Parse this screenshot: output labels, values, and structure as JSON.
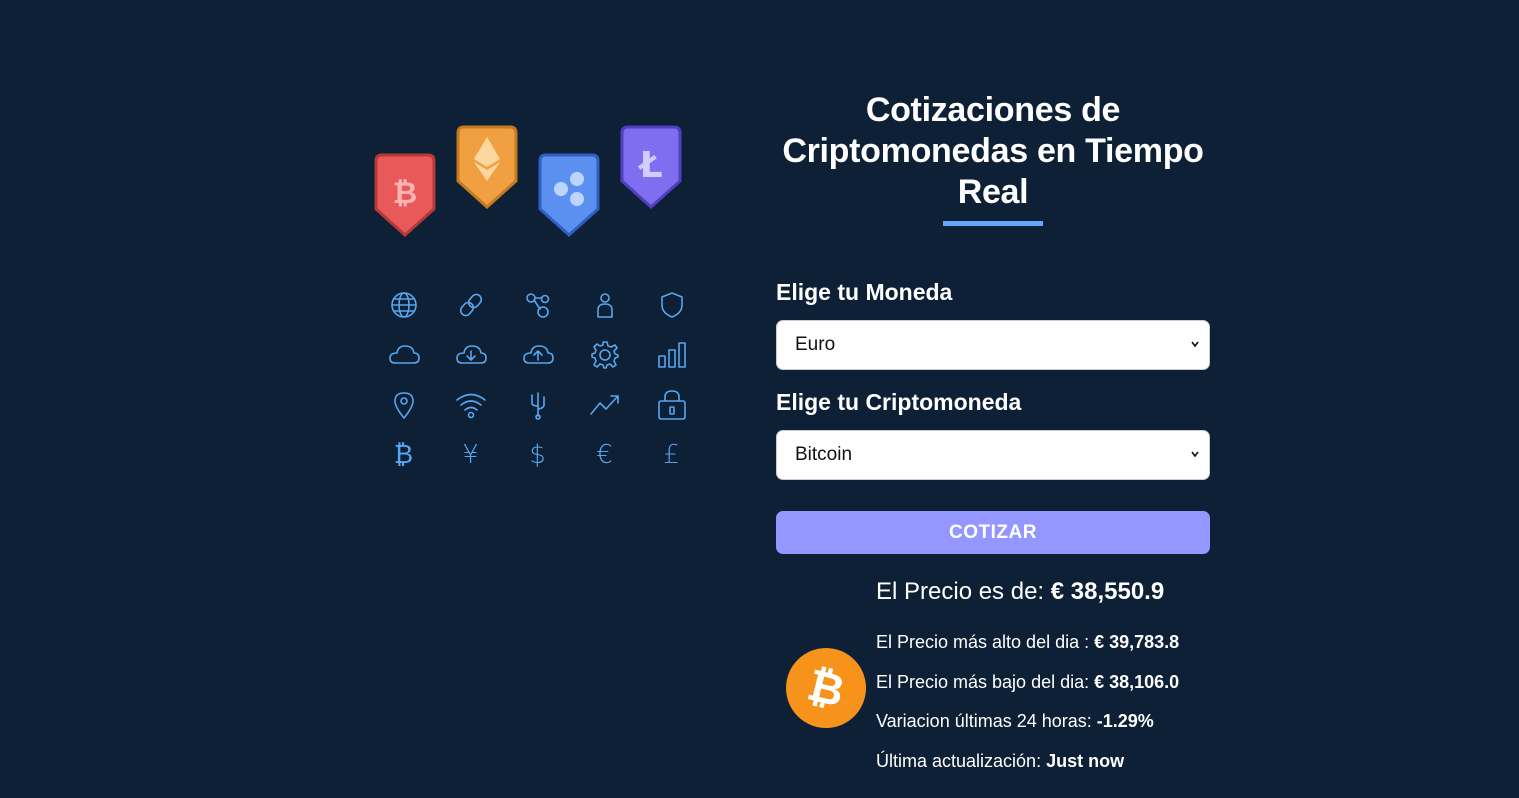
{
  "colors": {
    "background": "#0d2035",
    "accent": "#66a2fe",
    "button": "#9497ff",
    "icon_stroke": "#58a6ef",
    "bitcoin_orange": "#f7931a"
  },
  "illustration": {
    "badges": [
      {
        "icon": "bitcoin-icon",
        "color": "#e85a5a"
      },
      {
        "icon": "ethereum-icon",
        "color": "#f0a040"
      },
      {
        "icon": "ripple-icon",
        "color": "#5b8ff0"
      },
      {
        "icon": "litecoin-icon",
        "color": "#7f6ff0"
      }
    ],
    "icons": [
      "globe-icon",
      "link-icon",
      "network-icon",
      "user-icon",
      "shield-icon",
      "cloud-icon",
      "cloud-download-icon",
      "cloud-upload-icon",
      "gear-icon",
      "bar-chart-icon",
      "location-pin-icon",
      "wifi-icon",
      "usb-icon",
      "trend-up-icon",
      "lock-icon",
      "bitcoin-symbol-icon",
      "yen-icon",
      "dollar-icon",
      "euro-icon",
      "pound-icon"
    ],
    "currency_glyphs": [
      "₿",
      "¥",
      "$",
      "€",
      "£"
    ]
  },
  "header": {
    "title": "Cotizaciones de Criptomonedas en Tiempo Real"
  },
  "form": {
    "currency_label": "Elige tu Moneda",
    "currency_value": "Euro",
    "crypto_label": "Elige tu Criptomoneda",
    "crypto_value": "Bitcoin",
    "submit_label": "Cotizar"
  },
  "result": {
    "price_label": "El Precio es de: ",
    "price_value": "€ 38,550.9",
    "high_label": "El Precio más alto del dia : ",
    "high_value": "€ 39,783.8",
    "low_label": "El Precio más bajo del dia: ",
    "low_value": "€ 38,106.0",
    "change_label": "Variacion últimas 24 horas: ",
    "change_value": "-1.29%",
    "updated_label": "Última actualización: ",
    "updated_value": "Just now",
    "coin_icon": "bitcoin-coin-icon"
  }
}
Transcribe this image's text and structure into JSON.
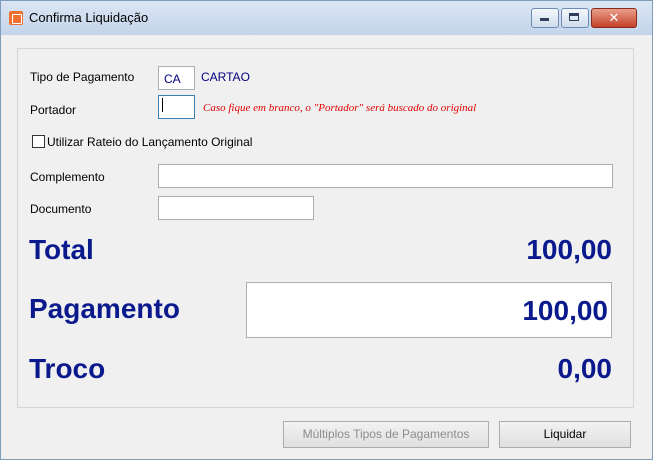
{
  "window": {
    "title": "Confirma Liquidação"
  },
  "form": {
    "tipo_pagamento_label": "Tipo de Pagamento",
    "tipo_pagamento_code": "CA",
    "tipo_pagamento_desc": "CARTAO",
    "portador_label": "Portador",
    "portador_value": "",
    "portador_hint": "Caso fique em branco, o \"Portador\" será buscado do original",
    "rateio_label": "Utilizar Rateio do Lançamento Original",
    "rateio_checked": false,
    "complemento_label": "Complemento",
    "complemento_value": "",
    "documento_label": "Documento",
    "documento_value": ""
  },
  "totals": {
    "total_label": "Total",
    "total_value": "100,00",
    "pagamento_label": "Pagamento",
    "pagamento_value": "100,00",
    "troco_label": "Troco",
    "troco_value": "0,00"
  },
  "buttons": {
    "multiplos_label": "Múltiplos Tipos de Pagamentos",
    "liquidar_label": "Liquidar"
  },
  "colors": {
    "accent": "#0a1a8c",
    "hint": "#e00000"
  }
}
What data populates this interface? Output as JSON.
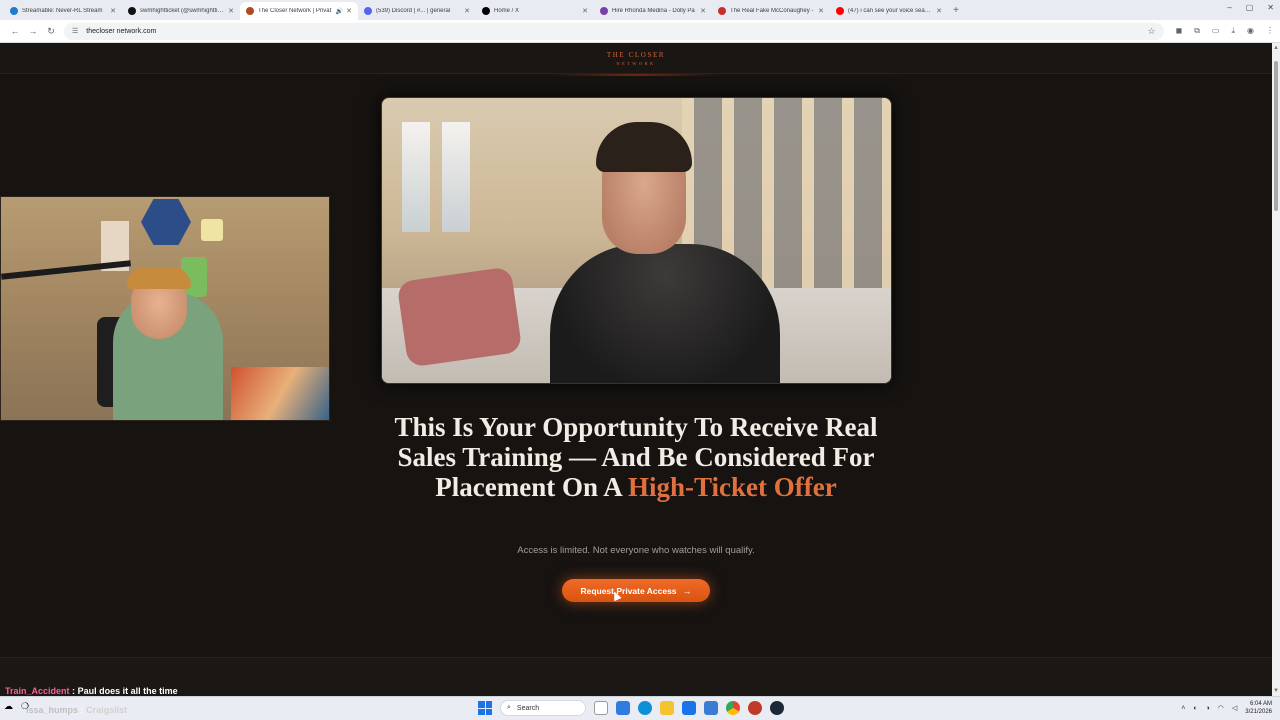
{
  "browser": {
    "tabs": [
      {
        "label": "Streamable: Never-RL Stream",
        "color": "#1f7bd1",
        "active": false
      },
      {
        "label": "swmhightticket (@swmhightticket)",
        "color": "#111111",
        "active": false
      },
      {
        "label": "The Closer Network | Privat",
        "color": "#b34a1f",
        "active": true
      },
      {
        "label": "(539) Discord | #... | general",
        "color": "#5865f2",
        "active": false
      },
      {
        "label": "Home / X",
        "color": "#000000",
        "active": false
      },
      {
        "label": "Hire Rhonda Medina - Dolly Pa",
        "color": "#7b3fa8",
        "active": false
      },
      {
        "label": "The Real Fake McConaughey -",
        "color": "#c9302c",
        "active": false
      },
      {
        "label": "(47) i can see your voice season",
        "color": "#ff0000",
        "active": false
      }
    ],
    "url": "thecloser network.com",
    "url_display": "thecloser network.com"
  },
  "site": {
    "logo_line1": "THE CLOSER",
    "logo_line2": "NETWORK",
    "headline_main": "This Is Your Opportunity To Receive Real Sales Training — And Be Considered For Placement On A ",
    "headline_accent": "High-Ticket Offer",
    "subtext": "Access is limited. Not everyone who watches will qualify.",
    "cta_label": "Request Private Access",
    "cta_arrow": "→",
    "accent_color": "#e0703e",
    "background_color": "#161311"
  },
  "chat": [
    {
      "user": "Train_Accident",
      "sep": ":",
      "message": "Paul does it all the time"
    },
    {
      "user": "issa_humps",
      "sep": ":",
      "message": "Craigslist"
    }
  ],
  "taskbar": {
    "search_label": "Search",
    "time": "6:04 AM",
    "date": "3/21/2026"
  }
}
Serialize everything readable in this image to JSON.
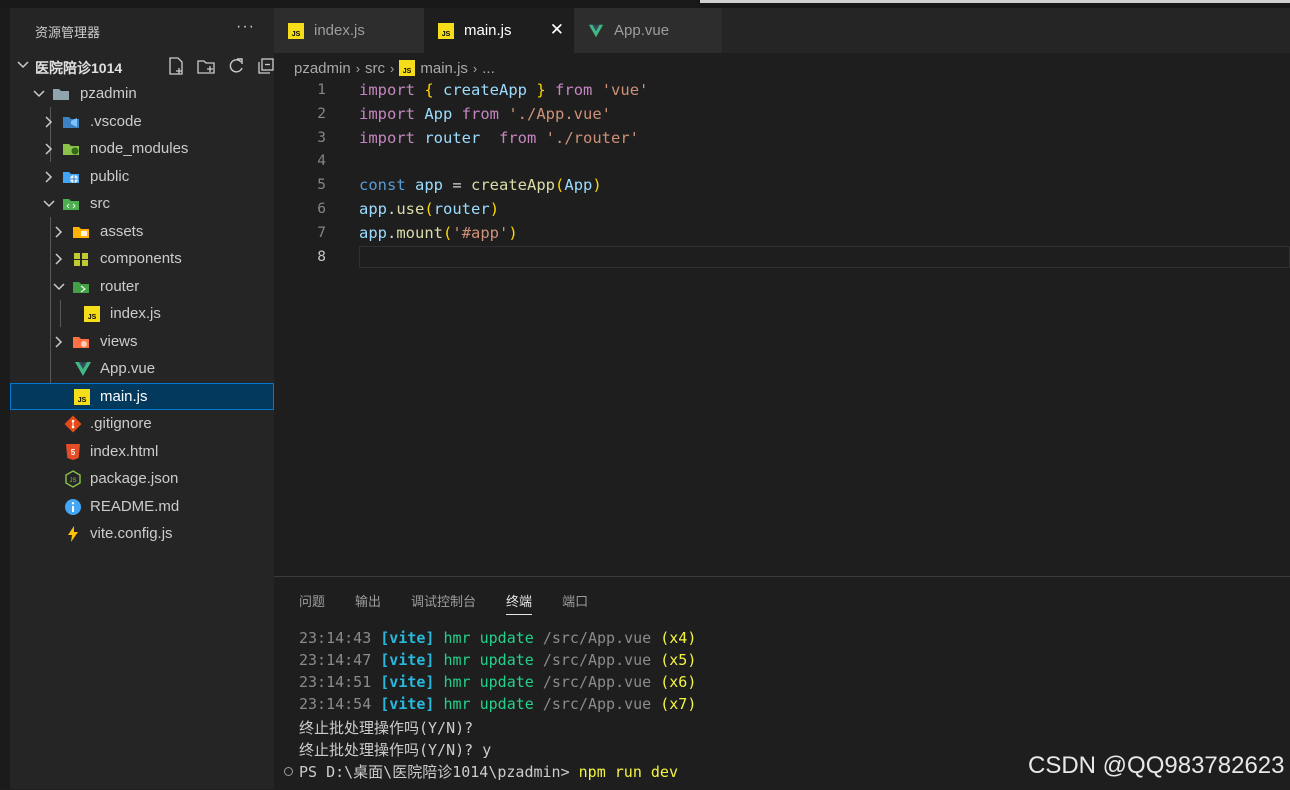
{
  "explorer": {
    "header": "资源管理器",
    "more": "···",
    "root": "医院陪诊1014",
    "tree": [
      {
        "label": "pzadmin",
        "icon": "folder-icon"
      },
      {
        "label": ".vscode",
        "icon": "vscode-folder-icon"
      },
      {
        "label": "node_modules",
        "icon": "node-folder-icon"
      },
      {
        "label": "public",
        "icon": "public-folder-icon"
      },
      {
        "label": "src",
        "icon": "src-folder-icon"
      },
      {
        "label": "assets",
        "icon": "assets-folder-icon"
      },
      {
        "label": "components",
        "icon": "components-folder-icon"
      },
      {
        "label": "router",
        "icon": "router-folder-icon"
      },
      {
        "label": "index.js",
        "icon": "js-file-icon"
      },
      {
        "label": "views",
        "icon": "views-folder-icon"
      },
      {
        "label": "App.vue",
        "icon": "vue-file-icon"
      },
      {
        "label": "main.js",
        "icon": "js-file-icon"
      },
      {
        "label": ".gitignore",
        "icon": "git-file-icon"
      },
      {
        "label": "index.html",
        "icon": "html-file-icon"
      },
      {
        "label": "package.json",
        "icon": "nodejs-file-icon"
      },
      {
        "label": "README.md",
        "icon": "info-file-icon"
      },
      {
        "label": "vite.config.js",
        "icon": "vite-file-icon"
      }
    ]
  },
  "tabs": [
    {
      "label": "index.js",
      "icon": "js-file-icon"
    },
    {
      "label": "main.js",
      "icon": "js-file-icon"
    },
    {
      "label": "App.vue",
      "icon": "vue-file-icon"
    }
  ],
  "tab_close": "✕",
  "breadcrumb": {
    "parts": [
      "pzadmin",
      "src",
      "main.js",
      "..."
    ],
    "sep": "›"
  },
  "code": {
    "line_numbers": [
      "1",
      "2",
      "3",
      "4",
      "5",
      "6",
      "7",
      "8"
    ],
    "lines": [
      [
        "import",
        " ",
        "{",
        " createApp ",
        "}",
        " ",
        "from",
        " ",
        "'vue'"
      ],
      [
        "import",
        " App ",
        "from",
        " ",
        "'./App.vue'"
      ],
      [
        "import",
        " router  ",
        "from",
        " ",
        "'./router'"
      ],
      [],
      [
        "const",
        " ",
        "app",
        " = ",
        "createApp",
        "(",
        "App",
        ")"
      ],
      [
        "app",
        ".",
        "use",
        "(",
        "router",
        ")"
      ],
      [
        "app",
        ".",
        "mount",
        "(",
        "'#app'",
        ")"
      ],
      []
    ]
  },
  "panel": {
    "tabs": [
      "问题",
      "输出",
      "调试控制台",
      "终端",
      "端口"
    ],
    "active_tab": "终端"
  },
  "terminal": {
    "hmr": [
      {
        "time": "23:14:43",
        "tag": "[vite]",
        "msg": "hmr update",
        "path": "/src/App.vue",
        "count": "(x4)"
      },
      {
        "time": "23:14:47",
        "tag": "[vite]",
        "msg": "hmr update",
        "path": "/src/App.vue",
        "count": "(x5)"
      },
      {
        "time": "23:14:51",
        "tag": "[vite]",
        "msg": "hmr update",
        "path": "/src/App.vue",
        "count": "(x6)"
      },
      {
        "time": "23:14:54",
        "tag": "[vite]",
        "msg": "hmr update",
        "path": "/src/App.vue",
        "count": "(x7)"
      }
    ],
    "batch_prompt_1": "终止批处理操作吗(Y/N)?",
    "batch_prompt_2": "终止批处理操作吗(Y/N)? y",
    "ps_prompt": "PS D:\\桌面\\医院陪诊1014\\pzadmin>",
    "command": "npm run dev"
  },
  "watermark": "CSDN @QQ983782623",
  "colors": {
    "sidebar_bg": "#252526",
    "editor_bg": "#1e1e1e",
    "selection": "#04395e",
    "selection_border": "#0078d4",
    "keyword": "#569cd6",
    "keyword_control": "#c586c0",
    "string": "#ce9178",
    "function": "#dcdcaa",
    "variable": "#9cdcfe"
  }
}
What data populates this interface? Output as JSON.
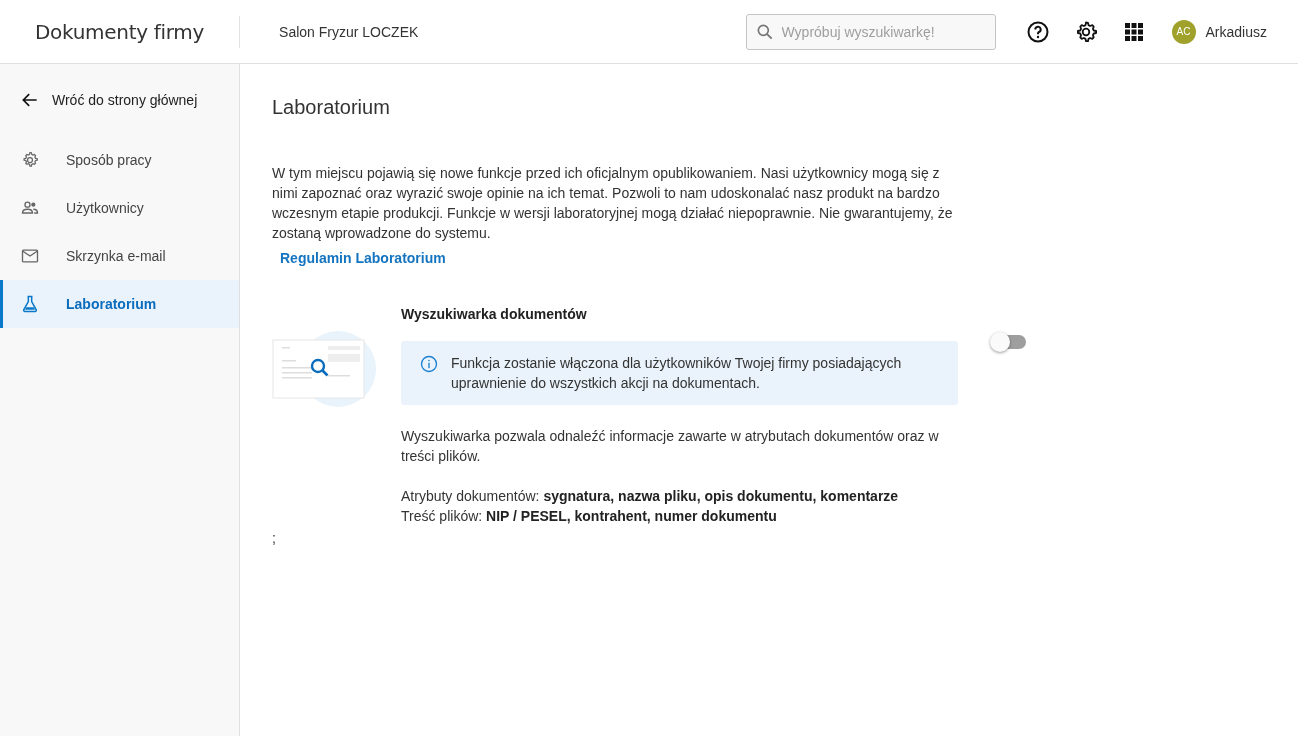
**********
▶ **What you have to do**: Find every line of the data that holds the string "assets", then say how many there are and nothing else.

▶ **In response**: 2